| Written exercise |
Copy each entry as it stands, leaving nothing out.

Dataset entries
-*-
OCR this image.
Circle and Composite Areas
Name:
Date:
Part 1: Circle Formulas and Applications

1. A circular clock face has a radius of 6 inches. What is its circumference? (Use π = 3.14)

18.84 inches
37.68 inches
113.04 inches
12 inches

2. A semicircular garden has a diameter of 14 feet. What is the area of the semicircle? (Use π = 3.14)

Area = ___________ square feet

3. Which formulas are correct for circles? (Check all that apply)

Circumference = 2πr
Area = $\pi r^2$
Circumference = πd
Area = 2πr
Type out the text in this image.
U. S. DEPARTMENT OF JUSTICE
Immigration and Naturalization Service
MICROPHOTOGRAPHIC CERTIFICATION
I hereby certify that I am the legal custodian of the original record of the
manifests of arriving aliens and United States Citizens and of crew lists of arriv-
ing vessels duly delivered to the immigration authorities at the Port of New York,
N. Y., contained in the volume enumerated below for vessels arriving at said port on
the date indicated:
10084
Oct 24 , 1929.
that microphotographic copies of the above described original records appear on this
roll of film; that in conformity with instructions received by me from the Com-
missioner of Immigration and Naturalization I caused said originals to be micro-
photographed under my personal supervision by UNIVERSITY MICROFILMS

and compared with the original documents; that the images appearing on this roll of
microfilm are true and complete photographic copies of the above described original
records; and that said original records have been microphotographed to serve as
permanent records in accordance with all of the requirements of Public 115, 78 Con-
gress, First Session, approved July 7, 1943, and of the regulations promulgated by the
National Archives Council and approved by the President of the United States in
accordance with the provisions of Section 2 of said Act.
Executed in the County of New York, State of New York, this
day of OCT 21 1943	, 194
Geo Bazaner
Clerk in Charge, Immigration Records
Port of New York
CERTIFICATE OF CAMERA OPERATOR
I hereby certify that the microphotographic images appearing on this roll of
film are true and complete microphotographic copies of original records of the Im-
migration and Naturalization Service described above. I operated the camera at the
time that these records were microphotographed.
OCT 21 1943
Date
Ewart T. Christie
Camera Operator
-*-
| Result |
OCR this image.
Circle and Composite Areas
Name:
Date:
Part 1: Circle Formulas and Applications

1. A circular clock face has a radius of 6 inches. What is its circumference? (Use π = 3.14)

18.84 inches
37.68 inches
113.04 inches
12 inches

2. A semicircular garden has a diameter of 14 feet. What is the area of the semicircle? (Use π = 3.14)

Area = ___________ square feet

3. Which formulas are correct for circles? (Check all that apply)

Circumference = 2πr
Area = $\pi r^2$
Circumference = πd
Area = 2πr
Type out the text in this image.
U. S. DEPARTMENT OF JUSTICE
Immigration and Naturalization Service
MICROPHOTOGRAPHIC CERTIFICATION
I hereby certify that I am the legal custodian of the original record of the
manifests of arriving aliens and United States Citizens and of crew lists of arriv-
ing vessels duly delivered to the immigration authorities at the Port of New York,
N. Y., contained in the volume enumerated below for vessels arriving at said port on
the date indicated:
10084
Oct 24 , 1929.
that microphotographic copies of the above described original records appear on this
roll of film; that in conformity with instructions received by me from the Com-
missioner of Immigration and Naturalization I caused said originals to be micro-
photographed under my personal supervision by UNIVERSITY MICROFILMS

and compared with the original documents; that the images appearing on this roll of
microfilm are true and complete photographic copies of the above described original
records; and that said original records have been microphotographed to serve as
permanent records in accordance with all of the requirements of Public 115, 78 Con-
gress, First Session, approved July 7, 1943, and of the regulations promulgated by the
National Archives Council and approved by the President of the United States in
accordance with the provisions of Section 2 of said Act.
Executed in the County of New York, State of New York, this
day of OCT 21 1943	, 194
Geo Bazaner
Clerk in Charge, Immigration Records
Port of New York
CERTIFICATE OF CAMERA OPERATOR
I hereby certify that the microphotographic images appearing on this roll of
film are true and complete microphotographic copies of original records of the Im-
migration and Naturalization Service described above. I operated the camera at the
time that these records were microphotographed.
OCT 21 1943
Date
Ewart T. Christie
Camera Operator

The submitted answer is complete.